**抜粋**
┌──
巷に流布する「腎移植」特に「生体腎移植」に関する情報は、とかく美談が多い。
現在、移植腎が生着し"キラキラ"したフェーズを謳歌している患者からは
当事者(ドナー・レシピエント)の"愛"だの"絆"だのといった話ばかり…
しかし
生体腎移植後、約10年で、移植した腎臓が廃絶してしまった私としては
腎移植の「暗」の部分も知っているし経験しているので
"あの手の"美談には、いい加減辟易している。
とはいえ、現在は在宅血液透析患者であると同時に
「献腎移植待機者」でもある。
現在の献腎移植"平均待機期間"は、5,382.0日(約14年9ヶ月)
(参照:公益社団法人 日本臓器移植ネットワーク)
在宅血液透析導入とほぼ同時期に、日本臓器移植ネットワークに登録。
2022年9月現在で、丸9年が経過。
上記"平均待機期間"によれば(約15年とすると)
あと約6年は待機する計算になる。
上記待機期間(約15年)は、あくまで"平均"なので
いわずもがな、それより長くもなれば短くもなる。
繰り返しになるが、腎移植は"キラキラ"したことばかりじゃない。
「手術が終われば、万々歳」でないことは、勿論
"自己免疫抑制"と"感染症予防"との両輪を上手く回すことの難しさを、肌身で知っている。
レシピエントとして当たり前のこと、それ以上の自己管理を徹底しても
本人では如何ともし難い理由で、移植腎が廃絶することもある。
それでも、日本臓器移植ネットワークに登録し「献腎移植」を待つ理由、それは
「透析から解放される」
これに尽きる。
「一日でも早く、献腎移植したい!」
本来は、そう言い切りたいところだが、今はちょっと事情が事情でして…
2002年の生体腎移植時のドナーであり、私の母は、現在がん闘病中。
長い長い闘病生活
多臓器へも複数がん転移
現在は、"万策尽き"、がんに対する積極的な治療は行っていない。
「終末期」
時に対処療法を施しながら、一日一日を大切に過ごしている。
そんな今の母にとって、私の存在が唯一の"救い"。
「がん」「腎不全」領域は違えど、"病人同士"
※透析患者も「透析しなきゃ、死ぬ」と考えれば、なかなかなもんでしょ?
当事者以外にとってはタブーとなりがちな「死」についても
母と私、"ざっくばらん"に話している。
そんな時間が、母にとっては(私にとっても)愛おしいのだ。
そんな母が、この前
「今、DAISUKEが移植、ってなったら、困る!!」
と、冗談半分、本気半分で言った。いや、100%本気かな?
移植手術となれば、当然「母のもとを離れる」。約1カ月は必要か。
私の妻は当然、術後は私に付きっきりになるだろう。
私には姉がいるので(別世帯)、私の入院の間だけ、母と生活することも可能だろう。
それでも
「今、DAISUKEが移植、ってなったら、困る!!」そうだ💦
現在の生活環境(私と母との"二人三脚")を考えると、母の気持ちには大いに納得。
だから…
「一日でも早く、献腎移植したい!」
だけど
「正直、今は困る…」
まあ、現実問題として
献腎移植待機期間が、5年6年短くなることはないだろうな…(根拠はないけど)。
└──
**提供資料**
┌──
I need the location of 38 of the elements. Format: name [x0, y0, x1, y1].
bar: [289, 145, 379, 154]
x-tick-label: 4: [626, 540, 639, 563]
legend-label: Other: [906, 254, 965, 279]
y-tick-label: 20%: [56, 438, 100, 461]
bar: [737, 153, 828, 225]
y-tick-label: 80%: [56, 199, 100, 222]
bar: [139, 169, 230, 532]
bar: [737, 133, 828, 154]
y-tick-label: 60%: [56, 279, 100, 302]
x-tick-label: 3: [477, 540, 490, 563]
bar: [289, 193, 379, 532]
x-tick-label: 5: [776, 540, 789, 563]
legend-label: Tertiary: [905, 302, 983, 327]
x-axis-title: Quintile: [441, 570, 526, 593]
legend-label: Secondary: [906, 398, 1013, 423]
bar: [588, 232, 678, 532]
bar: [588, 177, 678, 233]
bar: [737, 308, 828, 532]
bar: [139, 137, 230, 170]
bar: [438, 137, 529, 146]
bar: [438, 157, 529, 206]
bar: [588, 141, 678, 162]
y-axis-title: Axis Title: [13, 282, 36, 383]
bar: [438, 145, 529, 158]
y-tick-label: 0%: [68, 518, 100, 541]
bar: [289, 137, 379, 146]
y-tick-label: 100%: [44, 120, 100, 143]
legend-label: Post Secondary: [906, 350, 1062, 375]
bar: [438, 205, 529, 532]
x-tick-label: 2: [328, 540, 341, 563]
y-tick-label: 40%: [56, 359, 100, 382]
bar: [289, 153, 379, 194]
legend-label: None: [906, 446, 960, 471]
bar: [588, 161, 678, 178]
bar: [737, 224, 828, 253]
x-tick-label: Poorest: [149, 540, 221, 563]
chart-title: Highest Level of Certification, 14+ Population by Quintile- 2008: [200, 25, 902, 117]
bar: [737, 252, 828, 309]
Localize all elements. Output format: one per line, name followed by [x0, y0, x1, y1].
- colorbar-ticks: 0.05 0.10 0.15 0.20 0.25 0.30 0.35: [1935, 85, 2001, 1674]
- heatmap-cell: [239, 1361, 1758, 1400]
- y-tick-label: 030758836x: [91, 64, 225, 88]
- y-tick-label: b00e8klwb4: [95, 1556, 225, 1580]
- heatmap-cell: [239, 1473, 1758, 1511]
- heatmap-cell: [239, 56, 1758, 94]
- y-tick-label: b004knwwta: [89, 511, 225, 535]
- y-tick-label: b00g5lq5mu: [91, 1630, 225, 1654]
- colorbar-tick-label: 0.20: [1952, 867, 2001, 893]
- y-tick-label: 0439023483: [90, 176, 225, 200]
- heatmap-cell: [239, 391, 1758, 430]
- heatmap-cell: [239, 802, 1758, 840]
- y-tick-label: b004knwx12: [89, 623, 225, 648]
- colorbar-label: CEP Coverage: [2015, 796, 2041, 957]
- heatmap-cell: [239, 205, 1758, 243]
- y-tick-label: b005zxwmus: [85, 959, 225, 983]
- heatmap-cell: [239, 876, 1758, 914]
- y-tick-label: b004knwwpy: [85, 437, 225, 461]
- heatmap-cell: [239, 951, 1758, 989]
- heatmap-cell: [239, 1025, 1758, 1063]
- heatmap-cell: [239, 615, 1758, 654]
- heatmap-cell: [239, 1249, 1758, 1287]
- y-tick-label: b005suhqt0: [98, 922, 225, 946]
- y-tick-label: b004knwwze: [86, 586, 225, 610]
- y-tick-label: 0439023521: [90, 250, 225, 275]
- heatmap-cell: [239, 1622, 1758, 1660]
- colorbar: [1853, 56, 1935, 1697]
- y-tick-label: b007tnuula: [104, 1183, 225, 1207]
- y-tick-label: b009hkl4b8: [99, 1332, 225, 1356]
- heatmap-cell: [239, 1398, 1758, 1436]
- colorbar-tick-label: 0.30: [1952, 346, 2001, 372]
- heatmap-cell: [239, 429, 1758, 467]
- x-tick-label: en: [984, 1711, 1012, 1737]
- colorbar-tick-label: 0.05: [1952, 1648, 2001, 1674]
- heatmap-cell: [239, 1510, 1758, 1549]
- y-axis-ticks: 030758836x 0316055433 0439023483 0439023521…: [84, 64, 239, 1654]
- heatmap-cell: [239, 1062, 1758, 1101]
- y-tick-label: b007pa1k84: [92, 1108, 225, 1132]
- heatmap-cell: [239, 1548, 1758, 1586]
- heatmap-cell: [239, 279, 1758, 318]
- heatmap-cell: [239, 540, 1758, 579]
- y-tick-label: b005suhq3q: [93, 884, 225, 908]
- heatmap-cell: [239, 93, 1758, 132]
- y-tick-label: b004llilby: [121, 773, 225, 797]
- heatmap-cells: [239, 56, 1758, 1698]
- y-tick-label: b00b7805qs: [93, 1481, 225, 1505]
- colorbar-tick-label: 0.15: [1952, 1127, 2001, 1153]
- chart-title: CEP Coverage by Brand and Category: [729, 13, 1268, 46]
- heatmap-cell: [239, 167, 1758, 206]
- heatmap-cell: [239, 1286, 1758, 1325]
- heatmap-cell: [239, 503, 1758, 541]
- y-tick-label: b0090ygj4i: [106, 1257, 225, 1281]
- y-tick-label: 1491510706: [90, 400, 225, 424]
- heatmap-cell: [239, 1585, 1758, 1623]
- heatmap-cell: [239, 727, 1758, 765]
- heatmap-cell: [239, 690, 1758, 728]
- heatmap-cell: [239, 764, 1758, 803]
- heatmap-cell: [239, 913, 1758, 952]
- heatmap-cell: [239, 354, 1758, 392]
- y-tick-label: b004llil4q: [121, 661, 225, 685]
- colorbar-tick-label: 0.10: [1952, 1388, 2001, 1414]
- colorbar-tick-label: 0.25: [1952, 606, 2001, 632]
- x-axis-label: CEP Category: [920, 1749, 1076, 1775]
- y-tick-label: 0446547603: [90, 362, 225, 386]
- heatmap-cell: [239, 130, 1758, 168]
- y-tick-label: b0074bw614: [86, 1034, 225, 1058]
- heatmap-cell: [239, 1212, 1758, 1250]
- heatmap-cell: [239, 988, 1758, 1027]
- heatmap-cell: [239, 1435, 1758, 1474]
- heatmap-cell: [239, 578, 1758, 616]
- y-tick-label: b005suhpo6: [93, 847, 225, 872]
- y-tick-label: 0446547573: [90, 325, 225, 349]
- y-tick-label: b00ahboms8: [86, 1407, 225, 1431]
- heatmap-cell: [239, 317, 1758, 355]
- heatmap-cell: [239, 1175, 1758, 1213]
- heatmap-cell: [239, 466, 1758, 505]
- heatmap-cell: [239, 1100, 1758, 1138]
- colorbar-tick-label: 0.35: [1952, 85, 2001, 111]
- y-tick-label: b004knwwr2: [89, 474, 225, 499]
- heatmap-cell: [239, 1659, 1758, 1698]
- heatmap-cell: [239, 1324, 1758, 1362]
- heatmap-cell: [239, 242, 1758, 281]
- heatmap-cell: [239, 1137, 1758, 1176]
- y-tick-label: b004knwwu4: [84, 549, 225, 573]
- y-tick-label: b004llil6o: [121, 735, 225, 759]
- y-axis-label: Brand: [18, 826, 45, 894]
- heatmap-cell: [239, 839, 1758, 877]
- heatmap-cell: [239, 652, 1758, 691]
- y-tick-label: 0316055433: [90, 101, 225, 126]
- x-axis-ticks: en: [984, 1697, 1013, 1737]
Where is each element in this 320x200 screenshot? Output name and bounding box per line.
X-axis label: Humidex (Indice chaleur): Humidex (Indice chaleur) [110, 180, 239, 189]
└──
**課題**
抜粋によると、筆者が日本臓器移植ネットワークに登録してから2022年9月現在で何年が経過していますか。 この資料は抜粋の内容とは関係ありません。

**解答**
丸9年が経過しています。